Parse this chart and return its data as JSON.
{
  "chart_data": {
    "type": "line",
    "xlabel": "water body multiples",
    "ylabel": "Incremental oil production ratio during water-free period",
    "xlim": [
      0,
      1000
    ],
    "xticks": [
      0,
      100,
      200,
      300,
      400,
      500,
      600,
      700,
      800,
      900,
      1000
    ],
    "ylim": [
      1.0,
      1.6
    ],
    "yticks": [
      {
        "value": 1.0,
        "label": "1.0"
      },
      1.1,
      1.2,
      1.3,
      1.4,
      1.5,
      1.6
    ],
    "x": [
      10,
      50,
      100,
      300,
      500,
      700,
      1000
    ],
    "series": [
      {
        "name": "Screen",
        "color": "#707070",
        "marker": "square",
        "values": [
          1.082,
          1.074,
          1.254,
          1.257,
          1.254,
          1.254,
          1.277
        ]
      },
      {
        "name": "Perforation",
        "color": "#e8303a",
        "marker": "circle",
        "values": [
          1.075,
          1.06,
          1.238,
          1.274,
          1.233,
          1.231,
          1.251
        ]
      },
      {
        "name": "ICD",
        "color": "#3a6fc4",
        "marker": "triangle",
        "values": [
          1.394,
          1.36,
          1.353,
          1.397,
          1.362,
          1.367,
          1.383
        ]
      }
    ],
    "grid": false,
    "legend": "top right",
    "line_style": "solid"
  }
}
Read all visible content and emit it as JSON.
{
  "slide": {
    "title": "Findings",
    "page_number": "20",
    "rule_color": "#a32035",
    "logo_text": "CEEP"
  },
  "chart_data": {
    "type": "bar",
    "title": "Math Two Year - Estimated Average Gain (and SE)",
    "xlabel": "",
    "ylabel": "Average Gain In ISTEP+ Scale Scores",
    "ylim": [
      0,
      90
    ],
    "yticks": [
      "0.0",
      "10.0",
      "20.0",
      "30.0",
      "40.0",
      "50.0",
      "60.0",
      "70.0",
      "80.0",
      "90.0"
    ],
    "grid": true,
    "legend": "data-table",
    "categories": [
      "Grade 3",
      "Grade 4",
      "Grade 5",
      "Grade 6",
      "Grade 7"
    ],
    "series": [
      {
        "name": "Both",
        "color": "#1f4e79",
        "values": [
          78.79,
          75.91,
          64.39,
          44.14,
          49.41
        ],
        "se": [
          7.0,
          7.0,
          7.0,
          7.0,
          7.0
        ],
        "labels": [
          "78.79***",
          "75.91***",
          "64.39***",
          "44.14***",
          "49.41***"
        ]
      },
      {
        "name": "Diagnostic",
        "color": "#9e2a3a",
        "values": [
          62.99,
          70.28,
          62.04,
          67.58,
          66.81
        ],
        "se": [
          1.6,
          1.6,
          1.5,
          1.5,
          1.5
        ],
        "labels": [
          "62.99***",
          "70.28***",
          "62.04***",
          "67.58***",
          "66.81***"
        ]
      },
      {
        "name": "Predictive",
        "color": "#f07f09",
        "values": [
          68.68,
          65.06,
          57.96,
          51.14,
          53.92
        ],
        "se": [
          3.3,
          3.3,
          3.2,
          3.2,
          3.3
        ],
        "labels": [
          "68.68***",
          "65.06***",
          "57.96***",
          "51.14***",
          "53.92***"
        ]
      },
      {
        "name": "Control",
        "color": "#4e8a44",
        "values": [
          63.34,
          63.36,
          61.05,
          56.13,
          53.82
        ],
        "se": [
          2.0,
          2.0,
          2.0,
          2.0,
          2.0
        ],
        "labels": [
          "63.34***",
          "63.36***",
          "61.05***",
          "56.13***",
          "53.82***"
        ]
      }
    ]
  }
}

### What needs to be done
Write out the entries in full, exactly as given.

### Output for this exercise
Parse this chart and return its data as JSON.
{
  "chart_data": {
    "type": "line",
    "xlabel": "water body multiples",
    "ylabel": "Incremental oil production ratio during water-free period",
    "xlim": [
      0,
      1000
    ],
    "xticks": [
      0,
      100,
      200,
      300,
      400,
      500,
      600,
      700,
      800,
      900,
      1000
    ],
    "ylim": [
      1.0,
      1.6
    ],
    "yticks": [
      {
        "value": 1.0,
        "label": "1.0"
      },
      1.1,
      1.2,
      1.3,
      1.4,
      1.5,
      1.6
    ],
    "x": [
      10,
      50,
      100,
      300,
      500,
      700,
      1000
    ],
    "series": [
      {
        "name": "Screen",
        "color": "#707070",
        "marker": "square",
        "values": [
          1.082,
          1.074,
          1.254,
          1.257,
          1.254,
          1.254,
          1.277
        ]
      },
      {
        "name": "Perforation",
        "color": "#e8303a",
        "marker": "circle",
        "values": [
          1.075,
          1.06,
          1.238,
          1.274,
          1.233,
          1.231,
          1.251
        ]
      },
      {
        "name": "ICD",
        "color": "#3a6fc4",
        "marker": "triangle",
        "values": [
          1.394,
          1.36,
          1.353,
          1.397,
          1.362,
          1.367,
          1.383
        ]
      }
    ],
    "grid": false,
    "legend": "top right",
    "line_style": "solid"
  }
}
Read all visible content and emit it as JSON.
{
  "slide": {
    "title": "Findings",
    "page_number": "20",
    "rule_color": "#a32035",
    "logo_text": "CEEP"
  },
  "chart_data": {
    "type": "bar",
    "title": "Math Two Year - Estimated Average Gain (and SE)",
    "xlabel": "",
    "ylabel": "Average Gain In ISTEP+ Scale Scores",
    "ylim": [
      0,
      90
    ],
    "yticks": [
      "0.0",
      "10.0",
      "20.0",
      "30.0",
      "40.0",
      "50.0",
      "60.0",
      "70.0",
      "80.0",
      "90.0"
    ],
    "grid": true,
    "legend": "data-table",
    "categories": [
      "Grade 3",
      "Grade 4",
      "Grade 5",
      "Grade 6",
      "Grade 7"
    ],
    "series": [
      {
        "name": "Both",
        "color": "#1f4e79",
        "values": [
          78.79,
          75.91,
          64.39,
          44.14,
          49.41
        ],
        "se": [
          7.0,
          7.0,
          7.0,
          7.0,
          7.0
        ],
        "labels": [
          "78.79***",
          "75.91***",
          "64.39***",
          "44.14***",
          "49.41***"
        ]
      },
      {
        "name": "Diagnostic",
        "color": "#9e2a3a",
        "values": [
          62.99,
          70.28,
          62.04,
          67.58,
          66.81
        ],
        "se": [
          1.6,
          1.6,
          1.5,
          1.5,
          1.5
        ],
        "labels": [
          "62.99***",
          "70.28***",
          "62.04***",
          "67.58***",
          "66.81***"
        ]
      },
      {
        "name": "Predictive",
        "color": "#f07f09",
        "values": [
          68.68,
          65.06,
          57.96,
          51.14,
          53.92
        ],
        "se": [
          3.3,
          3.3,
          3.2,
          3.2,
          3.3
        ],
        "labels": [
          "68.68***",
          "65.06***",
          "57.96***",
          "51.14***",
          "53.92***"
        ]
      },
      {
        "name": "Control",
        "color": "#4e8a44",
        "values": [
          63.34,
          63.36,
          61.05,
          56.13,
          53.82
        ],
        "se": [
          2.0,
          2.0,
          2.0,
          2.0,
          2.0
        ],
        "labels": [
          "63.34***",
          "63.36***",
          "61.05***",
          "56.13***",
          "53.82***"
        ]
      }
    ]
  }
}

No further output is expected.